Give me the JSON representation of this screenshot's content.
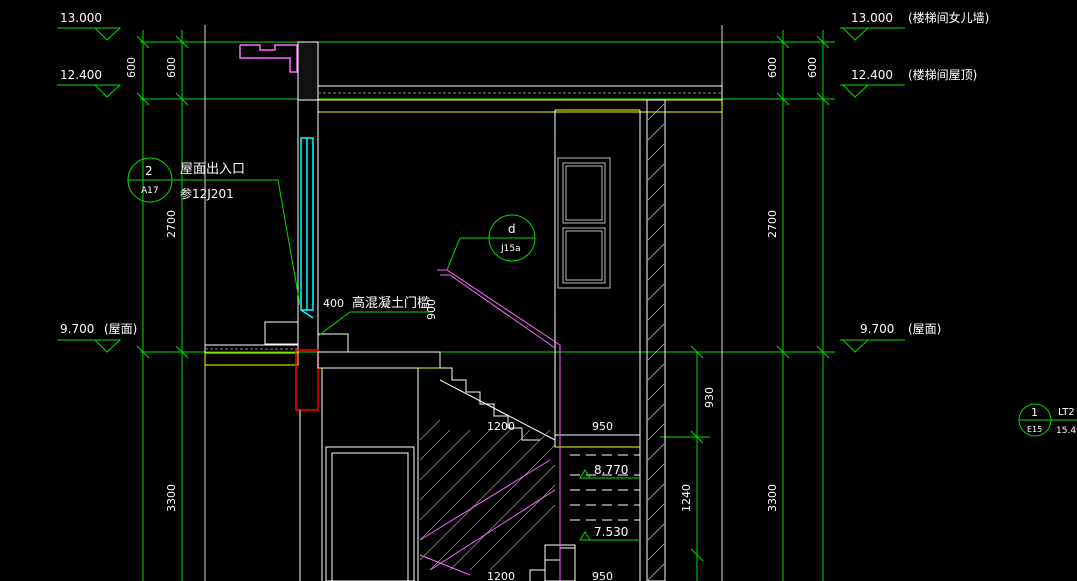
{
  "levels": {
    "l13000": {
      "value": "13.000",
      "note": "(楼梯间女儿墙)"
    },
    "l12400": {
      "value": "12.400",
      "note": "(楼梯间屋顶)"
    },
    "l9700": {
      "value": "9.700",
      "note": "(屋面)"
    }
  },
  "dims": {
    "d600": "600",
    "d2700": "2700",
    "d3300": "3300",
    "d400": "400",
    "d900": "900",
    "d930": "930",
    "d1240": "1240",
    "d1200": "1200",
    "d950": "950"
  },
  "landings": {
    "l8770": "8.770",
    "l7530": "7.530"
  },
  "callouts": {
    "roof_entry": {
      "num": "2",
      "sheet": "A17",
      "line1": "屋面出入口",
      "line2": "参12J201"
    },
    "detail_d": {
      "num": "d",
      "sheet": "J15a"
    },
    "stair_ref": {
      "num": "1",
      "sheet": "E15",
      "code": "LT2",
      "elev": "15.4"
    }
  },
  "notes": {
    "concrete_sill": "高混凝土门槛"
  },
  "colors": {
    "background": "#000000",
    "dim": "#00ff00",
    "text": "#ffffff",
    "wall": "#ffffff",
    "concrete": "#ffff00",
    "handrail": "#ff66ff",
    "window": "#00ffff",
    "hatch": "#c8c8c8"
  }
}
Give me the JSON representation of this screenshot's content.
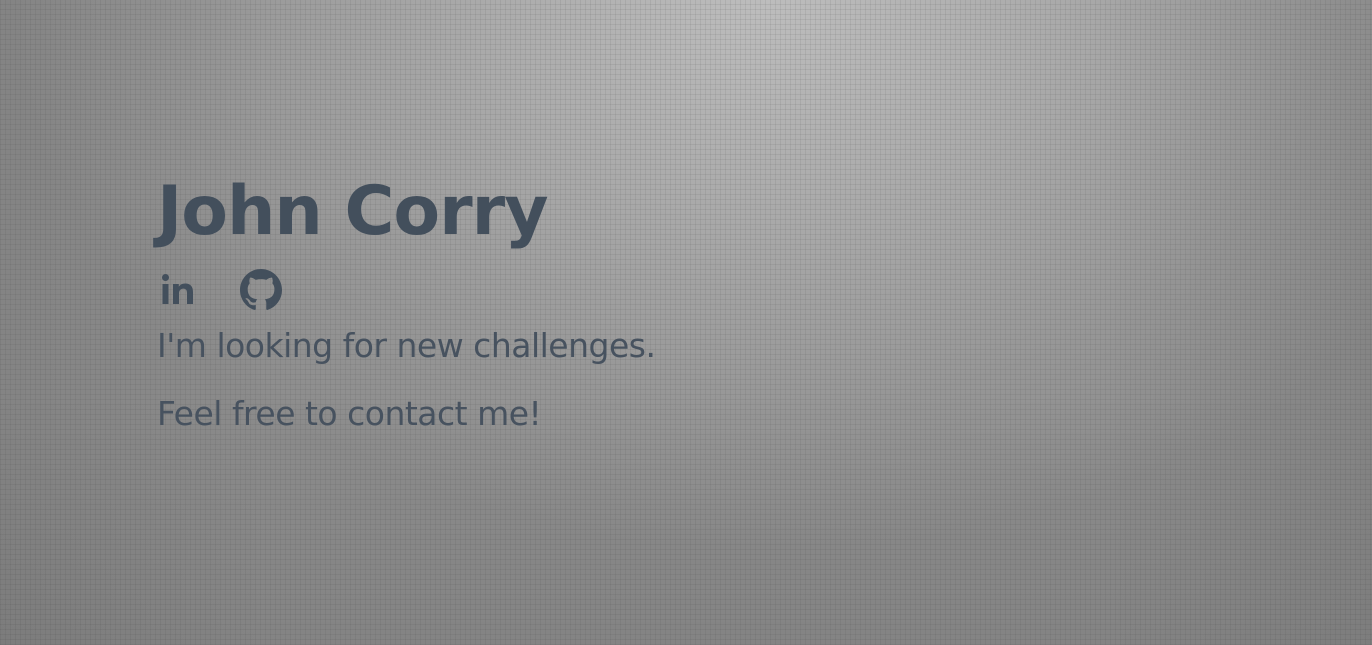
____________
## REQUIREMENTS
Reproduce the material in full, word for word, and omit the pictures.

## OUTPUT OF THE TASK
Give me the JSON representation of this screenshot's content.
{
  "levels": {
    "l13000": {
      "value": "13.000",
      "note": "(楼梯间女儿墙)"
    },
    "l12400": {
      "value": "12.400",
      "note": "(楼梯间屋顶)"
    },
    "l9700": {
      "value": "9.700",
      "note": "(屋面)"
    }
  },
  "dims": {
    "d600": "600",
    "d2700": "2700",
    "d3300": "3300",
    "d400": "400",
    "d900": "900",
    "d930": "930",
    "d1240": "1240",
    "d1200": "1200",
    "d950": "950"
  },
  "landings": {
    "l8770": "8.770",
    "l7530": "7.530"
  },
  "callouts": {
    "roof_entry": {
      "num": "2",
      "sheet": "A17",
      "line1": "屋面出入口",
      "line2": "参12J201"
    },
    "detail_d": {
      "num": "d",
      "sheet": "J15a"
    },
    "stair_ref": {
      "num": "1",
      "sheet": "E15",
      "code": "LT2",
      "elev": "15.4"
    }
  },
  "notes": {
    "concrete_sill": "高混凝土门槛"
  },
  "colors": {
    "background": "#000000",
    "dim": "#00ff00",
    "text": "#ffffff",
    "wall": "#ffffff",
    "concrete": "#ffff00",
    "handrail": "#ff66ff",
    "window": "#00ffff",
    "hatch": "#c8c8c8"
  }
}
Give me the JSON representation of this screenshot's content.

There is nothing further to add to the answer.